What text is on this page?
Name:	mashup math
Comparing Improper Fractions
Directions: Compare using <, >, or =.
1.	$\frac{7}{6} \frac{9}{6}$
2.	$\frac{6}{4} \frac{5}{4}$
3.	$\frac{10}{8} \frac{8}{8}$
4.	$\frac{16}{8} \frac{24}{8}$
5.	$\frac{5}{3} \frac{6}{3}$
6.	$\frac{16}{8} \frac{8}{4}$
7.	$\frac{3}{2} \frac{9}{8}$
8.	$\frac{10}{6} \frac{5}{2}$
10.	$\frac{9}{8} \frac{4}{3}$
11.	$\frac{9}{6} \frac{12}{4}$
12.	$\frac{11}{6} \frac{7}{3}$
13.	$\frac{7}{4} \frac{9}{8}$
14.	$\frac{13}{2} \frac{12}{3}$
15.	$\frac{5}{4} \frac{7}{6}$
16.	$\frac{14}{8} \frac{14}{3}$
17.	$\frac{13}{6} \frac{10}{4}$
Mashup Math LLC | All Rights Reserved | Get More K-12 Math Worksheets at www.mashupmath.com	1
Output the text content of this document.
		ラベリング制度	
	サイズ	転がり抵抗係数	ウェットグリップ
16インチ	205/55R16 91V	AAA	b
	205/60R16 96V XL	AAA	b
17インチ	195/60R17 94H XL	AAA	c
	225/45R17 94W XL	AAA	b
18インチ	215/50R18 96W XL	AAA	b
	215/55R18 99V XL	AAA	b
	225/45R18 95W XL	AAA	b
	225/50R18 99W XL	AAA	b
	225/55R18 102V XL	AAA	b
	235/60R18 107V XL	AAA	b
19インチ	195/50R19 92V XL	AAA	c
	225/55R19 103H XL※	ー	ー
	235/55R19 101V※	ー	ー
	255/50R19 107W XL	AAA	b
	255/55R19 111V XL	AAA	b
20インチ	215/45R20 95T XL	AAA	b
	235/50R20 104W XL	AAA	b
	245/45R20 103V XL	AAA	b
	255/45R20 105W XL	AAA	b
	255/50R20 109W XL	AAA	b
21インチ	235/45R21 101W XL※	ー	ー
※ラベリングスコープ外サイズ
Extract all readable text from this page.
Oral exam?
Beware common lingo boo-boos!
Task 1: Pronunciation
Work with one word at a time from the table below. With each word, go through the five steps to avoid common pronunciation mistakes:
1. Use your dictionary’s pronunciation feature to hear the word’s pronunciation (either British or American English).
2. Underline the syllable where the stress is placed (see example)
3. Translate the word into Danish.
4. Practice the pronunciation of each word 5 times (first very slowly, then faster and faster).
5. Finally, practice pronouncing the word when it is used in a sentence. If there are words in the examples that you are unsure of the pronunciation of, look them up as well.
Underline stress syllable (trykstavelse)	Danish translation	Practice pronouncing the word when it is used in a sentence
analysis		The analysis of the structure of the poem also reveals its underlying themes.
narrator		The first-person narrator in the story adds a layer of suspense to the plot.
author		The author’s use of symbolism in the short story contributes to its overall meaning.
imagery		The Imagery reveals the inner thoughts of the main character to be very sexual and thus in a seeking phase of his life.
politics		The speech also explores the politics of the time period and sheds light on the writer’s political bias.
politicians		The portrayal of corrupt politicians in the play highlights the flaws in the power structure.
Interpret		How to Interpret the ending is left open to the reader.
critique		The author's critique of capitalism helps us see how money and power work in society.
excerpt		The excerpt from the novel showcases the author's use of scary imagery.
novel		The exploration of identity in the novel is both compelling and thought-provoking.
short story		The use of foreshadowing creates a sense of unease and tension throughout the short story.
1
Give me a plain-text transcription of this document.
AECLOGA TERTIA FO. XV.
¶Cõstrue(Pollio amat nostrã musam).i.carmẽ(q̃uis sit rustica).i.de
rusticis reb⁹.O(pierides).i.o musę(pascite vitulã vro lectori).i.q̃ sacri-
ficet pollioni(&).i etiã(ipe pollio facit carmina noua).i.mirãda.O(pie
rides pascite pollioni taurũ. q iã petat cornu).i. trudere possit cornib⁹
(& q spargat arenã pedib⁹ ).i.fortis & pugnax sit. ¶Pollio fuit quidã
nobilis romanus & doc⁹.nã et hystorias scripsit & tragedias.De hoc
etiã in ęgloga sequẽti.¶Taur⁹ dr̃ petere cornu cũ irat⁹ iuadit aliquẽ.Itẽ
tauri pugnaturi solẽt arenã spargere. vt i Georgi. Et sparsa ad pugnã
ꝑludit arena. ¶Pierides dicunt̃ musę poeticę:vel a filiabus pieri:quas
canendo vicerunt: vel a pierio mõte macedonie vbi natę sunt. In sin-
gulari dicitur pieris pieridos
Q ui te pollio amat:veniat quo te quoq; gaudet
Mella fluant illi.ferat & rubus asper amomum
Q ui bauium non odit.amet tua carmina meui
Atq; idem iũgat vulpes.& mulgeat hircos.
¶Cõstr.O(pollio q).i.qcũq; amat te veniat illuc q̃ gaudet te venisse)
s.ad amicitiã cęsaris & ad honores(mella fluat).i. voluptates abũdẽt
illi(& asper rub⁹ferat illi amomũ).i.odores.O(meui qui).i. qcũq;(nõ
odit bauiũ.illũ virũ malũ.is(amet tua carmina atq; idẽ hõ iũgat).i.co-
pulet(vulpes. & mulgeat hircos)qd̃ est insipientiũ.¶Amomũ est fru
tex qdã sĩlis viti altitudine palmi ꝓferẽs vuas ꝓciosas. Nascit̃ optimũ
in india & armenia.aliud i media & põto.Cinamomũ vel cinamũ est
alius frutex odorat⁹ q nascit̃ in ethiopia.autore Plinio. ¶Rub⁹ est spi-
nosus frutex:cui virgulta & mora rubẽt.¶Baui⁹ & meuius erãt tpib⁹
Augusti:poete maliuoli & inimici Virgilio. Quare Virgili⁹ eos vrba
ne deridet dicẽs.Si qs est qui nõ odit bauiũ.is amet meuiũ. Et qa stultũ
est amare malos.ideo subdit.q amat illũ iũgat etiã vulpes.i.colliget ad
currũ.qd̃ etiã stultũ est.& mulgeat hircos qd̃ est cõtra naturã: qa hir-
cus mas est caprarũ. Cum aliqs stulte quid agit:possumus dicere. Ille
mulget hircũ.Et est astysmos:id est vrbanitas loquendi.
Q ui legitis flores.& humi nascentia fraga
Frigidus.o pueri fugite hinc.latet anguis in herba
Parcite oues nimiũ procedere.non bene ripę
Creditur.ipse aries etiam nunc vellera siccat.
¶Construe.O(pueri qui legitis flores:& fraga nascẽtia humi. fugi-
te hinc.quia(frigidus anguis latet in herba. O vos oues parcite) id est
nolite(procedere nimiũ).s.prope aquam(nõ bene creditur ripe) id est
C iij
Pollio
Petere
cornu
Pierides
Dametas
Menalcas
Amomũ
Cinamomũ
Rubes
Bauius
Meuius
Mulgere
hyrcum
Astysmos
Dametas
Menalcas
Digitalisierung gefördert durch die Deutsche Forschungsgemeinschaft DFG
-*-
■ **Required work**:
Each line of the material should be echoed exactly.

■ **Written solution**:
What text is on this page?
Name:	mashup math
Comparing Improper Fractions
Directions: Compare using <, >, or =.
1.	$\frac{7}{6} \frac{9}{6}$
2.	$\frac{6}{4} \frac{5}{4}$
3.	$\frac{10}{8} \frac{8}{8}$
4.	$\frac{16}{8} \frac{24}{8}$
5.	$\frac{5}{3} \frac{6}{3}$
6.	$\frac{16}{8} \frac{8}{4}$
7.	$\frac{3}{2} \frac{9}{8}$
8.	$\frac{10}{6} \frac{5}{2}$
10.	$\frac{9}{8} \frac{4}{3}$
11.	$\frac{9}{6} \frac{12}{4}$
12.	$\frac{11}{6} \frac{7}{3}$
13.	$\frac{7}{4} \frac{9}{8}$
14.	$\frac{13}{2} \frac{12}{3}$
15.	$\frac{5}{4} \frac{7}{6}$
16.	$\frac{14}{8} \frac{14}{3}$
17.	$\frac{13}{6} \frac{10}{4}$
Mashup Math LLC | All Rights Reserved | Get More K-12 Math Worksheets at www.mashupmath.com	1
Output the text content of this document.
		ラベリング制度	
	サイズ	転がり抵抗係数	ウェットグリップ
16インチ	205/55R16 91V	AAA	b
	205/60R16 96V XL	AAA	b
17インチ	195/60R17 94H XL	AAA	c
	225/45R17 94W XL	AAA	b
18インチ	215/50R18 96W XL	AAA	b
	215/55R18 99V XL	AAA	b
	225/45R18 95W XL	AAA	b
	225/50R18 99W XL	AAA	b
	225/55R18 102V XL	AAA	b
	235/60R18 107V XL	AAA	b
19インチ	195/50R19 92V XL	AAA	c
	225/55R19 103H XL※	ー	ー
	235/55R19 101V※	ー	ー
	255/50R19 107W XL	AAA	b
	255/55R19 111V XL	AAA	b
20インチ	215/45R20 95T XL	AAA	b
	235/50R20 104W XL	AAA	b
	245/45R20 103V XL	AAA	b
	255/45R20 105W XL	AAA	b
	255/50R20 109W XL	AAA	b
21インチ	235/45R21 101W XL※	ー	ー
※ラベリングスコープ外サイズ
Extract all readable text from this page.
Oral exam?
Beware common lingo boo-boos!
Task 1: Pronunciation
Work with one word at a time from the table below. With each word, go through the five steps to avoid common pronunciation mistakes:
1. Use your dictionary’s pronunciation feature to hear the word’s pronunciation (either British or American English).
2. Underline the syllable where the stress is placed (see example)
3. Translate the word into Danish.
4. Practice the pronunciation of each word 5 times (first very slowly, then faster and faster).
5. Finally, practice pronouncing the word when it is used in a sentence. If there are words in the examples that you are unsure of the pronunciation of, look them up as well.
Underline stress syllable (trykstavelse)	Danish translation	Practice pronouncing the word when it is used in a sentence
analysis		The analysis of the structure of the poem also reveals its underlying themes.
narrator		The first-person narrator in the story adds a layer of suspense to the plot.
author		The author’s use of symbolism in the short story contributes to its overall meaning.
imagery		The Imagery reveals the inner thoughts of the main character to be very sexual and thus in a seeking phase of his life.
politics		The speech also explores the politics of the time period and sheds light on the writer’s political bias.
politicians		The portrayal of corrupt politicians in the play highlights the flaws in the power structure.
Interpret		How to Interpret the ending is left open to the reader.
critique		The author's critique of capitalism helps us see how money and power work in society.
excerpt		The excerpt from the novel showcases the author's use of scary imagery.
novel		The exploration of identity in the novel is both compelling and thought-provoking.
short story		The use of foreshadowing creates a sense of unease and tension throughout the short story.
1
Give me a plain-text transcription of this document.
AECLOGA TERTIA FO. XV.
¶Cõstrue(Pollio amat nostrã musam).i.carmẽ(q̃uis sit rustica).i.de
rusticis reb⁹.O(pierides).i.o musę(pascite vitulã vro lectori).i.q̃ sacri-
ficet pollioni(&).i etiã(ipe pollio facit carmina noua).i.mirãda.O(pie
rides pascite pollioni taurũ. q iã petat cornu).i. trudere possit cornib⁹
(& q spargat arenã pedib⁹ ).i.fortis & pugnax sit. ¶Pollio fuit quidã
nobilis romanus & doc⁹.nã et hystorias scripsit & tragedias.De hoc
etiã in ęgloga sequẽti.¶Taur⁹ dr̃ petere cornu cũ irat⁹ iuadit aliquẽ.Itẽ
tauri pugnaturi solẽt arenã spargere. vt i Georgi. Et sparsa ad pugnã
ꝑludit arena. ¶Pierides dicunt̃ musę poeticę:vel a filiabus pieri:quas
canendo vicerunt: vel a pierio mõte macedonie vbi natę sunt. In sin-
gulari dicitur pieris pieridos
Q ui te pollio amat:veniat quo te quoq; gaudet
Mella fluant illi.ferat & rubus asper amomum
Q ui bauium non odit.amet tua carmina meui
Atq; idem iũgat vulpes.& mulgeat hircos.
¶Cõstr.O(pollio q).i.qcũq; amat te veniat illuc q̃ gaudet te venisse)
s.ad amicitiã cęsaris & ad honores(mella fluat).i. voluptates abũdẽt
illi(& asper rub⁹ferat illi amomũ).i.odores.O(meui qui).i. qcũq;(nõ
odit bauiũ.illũ virũ malũ.is(amet tua carmina atq; idẽ hõ iũgat).i.co-
pulet(vulpes. & mulgeat hircos)qd̃ est insipientiũ.¶Amomũ est fru
tex qdã sĩlis viti altitudine palmi ꝓferẽs vuas ꝓciosas. Nascit̃ optimũ
in india & armenia.aliud i media & põto.Cinamomũ vel cinamũ est
alius frutex odorat⁹ q nascit̃ in ethiopia.autore Plinio. ¶Rub⁹ est spi-
nosus frutex:cui virgulta & mora rubẽt.¶Baui⁹ & meuius erãt tpib⁹
Augusti:poete maliuoli & inimici Virgilio. Quare Virgili⁹ eos vrba
ne deridet dicẽs.Si qs est qui nõ odit bauiũ.is amet meuiũ. Et qa stultũ
est amare malos.ideo subdit.q amat illũ iũgat etiã vulpes.i.colliget ad
currũ.qd̃ etiã stultũ est.& mulgeat hircos qd̃ est cõtra naturã: qa hir-
cus mas est caprarũ. Cum aliqs stulte quid agit:possumus dicere. Ille
mulget hircũ.Et est astysmos:id est vrbanitas loquendi.
Q ui legitis flores.& humi nascentia fraga
Frigidus.o pueri fugite hinc.latet anguis in herba
Parcite oues nimiũ procedere.non bene ripę
Creditur.ipse aries etiam nunc vellera siccat.
¶Construe.O(pueri qui legitis flores:& fraga nascẽtia humi. fugi-
te hinc.quia(frigidus anguis latet in herba. O vos oues parcite) id est
nolite(procedere nimiũ).s.prope aquam(nõ bene creditur ripe) id est
C iij
Pollio
Petere
cornu
Pierides
Dametas
Menalcas
Amomũ
Cinamomũ
Rubes
Bauius
Meuius
Mulgere
hyrcum
Astysmos
Dametas
Menalcas
Digitalisierung gefördert durch die Deutsche Forschungsgemeinschaft DFG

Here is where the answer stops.